*Required task*
Extract the full listing verbatim and drop any pictures from your copy.

*Working data*
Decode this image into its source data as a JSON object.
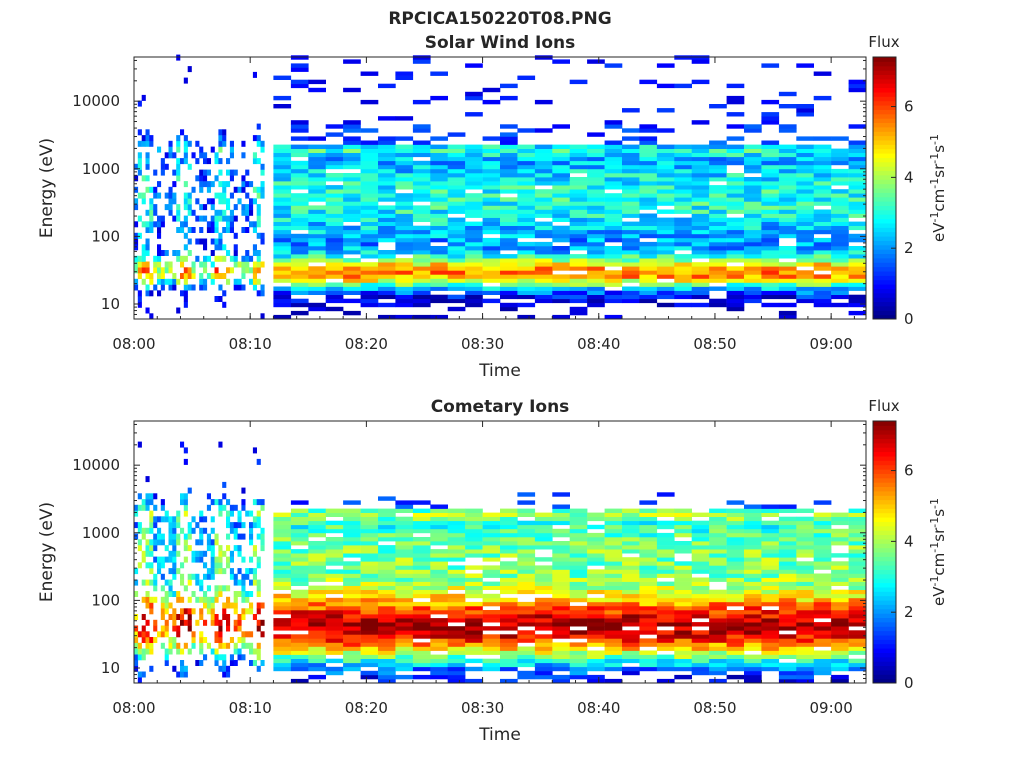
{
  "figure": {
    "title": "RPCICA150220T08.PNG"
  },
  "chart_data": [
    {
      "type": "heatmap",
      "title": "Solar Wind Ions",
      "xlabel": "Time",
      "ylabel": "Energy (eV)",
      "x_start": "08:00",
      "x_end": "09:03",
      "y_scale": "log",
      "ylim": [
        6,
        45000
      ],
      "xticks": [
        "08:00",
        "08:10",
        "08:20",
        "08:30",
        "08:40",
        "08:50",
        "09:00"
      ],
      "yticks": [
        10,
        100,
        1000,
        10000
      ],
      "ytick_labels": [
        "10",
        "100",
        "1000",
        "10000"
      ],
      "colorbar": {
        "label": "Flux",
        "unit_base": "eV",
        "unit_parts": [
          "cm",
          "sr",
          "s"
        ],
        "range": [
          0,
          7.4
        ],
        "ticks": [
          0,
          2,
          4,
          6
        ]
      },
      "colormap": [
        "#00007f",
        "#0000ff",
        "#007fff",
        "#00ffff",
        "#7fff7f",
        "#ffff00",
        "#ff7f00",
        "#ff0000",
        "#7f0000"
      ],
      "features": {
        "fine_sampling_until": "08:11",
        "coarse_steps_after": "08:12",
        "high_flux_band_ev": [
          18,
          40
        ],
        "mid_band_ev": [
          60,
          2000
        ]
      }
    },
    {
      "type": "heatmap",
      "title": "Cometary Ions",
      "xlabel": "Time",
      "ylabel": "Energy (eV)",
      "x_start": "08:00",
      "x_end": "09:03",
      "y_scale": "log",
      "ylim": [
        6,
        45000
      ],
      "xticks": [
        "08:00",
        "08:10",
        "08:20",
        "08:30",
        "08:40",
        "08:50",
        "09:00"
      ],
      "yticks": [
        10,
        100,
        1000,
        10000
      ],
      "ytick_labels": [
        "10",
        "100",
        "1000",
        "10000"
      ],
      "colorbar": {
        "label": "Flux",
        "unit_base": "eV",
        "unit_parts": [
          "cm",
          "sr",
          "s"
        ],
        "range": [
          0,
          7.4
        ],
        "ticks": [
          0,
          2,
          4,
          6
        ]
      },
      "colormap": [
        "#00007f",
        "#0000ff",
        "#007fff",
        "#00ffff",
        "#7fff7f",
        "#ffff00",
        "#ff7f00",
        "#ff0000",
        "#7f0000"
      ],
      "features": {
        "fine_sampling_until": "08:11",
        "coarse_steps_after": "08:12",
        "high_flux_band_ev": [
          15,
          80
        ],
        "mid_band_ev": [
          80,
          3000
        ]
      }
    }
  ]
}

*Result*
Decode this image into its source data as a JSON object.
{
  "figure": {
    "title": "RPCICA150220T08.PNG"
  },
  "chart_data": [
    {
      "type": "heatmap",
      "title": "Solar Wind Ions",
      "xlabel": "Time",
      "ylabel": "Energy (eV)",
      "x_start": "08:00",
      "x_end": "09:03",
      "y_scale": "log",
      "ylim": [
        6,
        45000
      ],
      "xticks": [
        "08:00",
        "08:10",
        "08:20",
        "08:30",
        "08:40",
        "08:50",
        "09:00"
      ],
      "yticks": [
        10,
        100,
        1000,
        10000
      ],
      "ytick_labels": [
        "10",
        "100",
        "1000",
        "10000"
      ],
      "colorbar": {
        "label": "Flux",
        "unit_base": "eV",
        "unit_parts": [
          "cm",
          "sr",
          "s"
        ],
        "range": [
          0,
          7.4
        ],
        "ticks": [
          0,
          2,
          4,
          6
        ]
      },
      "colormap": [
        "#00007f",
        "#0000ff",
        "#007fff",
        "#00ffff",
        "#7fff7f",
        "#ffff00",
        "#ff7f00",
        "#ff0000",
        "#7f0000"
      ],
      "features": {
        "fine_sampling_until": "08:11",
        "coarse_steps_after": "08:12",
        "high_flux_band_ev": [
          18,
          40
        ],
        "mid_band_ev": [
          60,
          2000
        ]
      }
    },
    {
      "type": "heatmap",
      "title": "Cometary Ions",
      "xlabel": "Time",
      "ylabel": "Energy (eV)",
      "x_start": "08:00",
      "x_end": "09:03",
      "y_scale": "log",
      "ylim": [
        6,
        45000
      ],
      "xticks": [
        "08:00",
        "08:10",
        "08:20",
        "08:30",
        "08:40",
        "08:50",
        "09:00"
      ],
      "yticks": [
        10,
        100,
        1000,
        10000
      ],
      "ytick_labels": [
        "10",
        "100",
        "1000",
        "10000"
      ],
      "colorbar": {
        "label": "Flux",
        "unit_base": "eV",
        "unit_parts": [
          "cm",
          "sr",
          "s"
        ],
        "range": [
          0,
          7.4
        ],
        "ticks": [
          0,
          2,
          4,
          6
        ]
      },
      "colormap": [
        "#00007f",
        "#0000ff",
        "#007fff",
        "#00ffff",
        "#7fff7f",
        "#ffff00",
        "#ff7f00",
        "#ff0000",
        "#7f0000"
      ],
      "features": {
        "fine_sampling_until": "08:11",
        "coarse_steps_after": "08:12",
        "high_flux_band_ev": [
          15,
          80
        ],
        "mid_band_ev": [
          80,
          3000
        ]
      }
    }
  ]
}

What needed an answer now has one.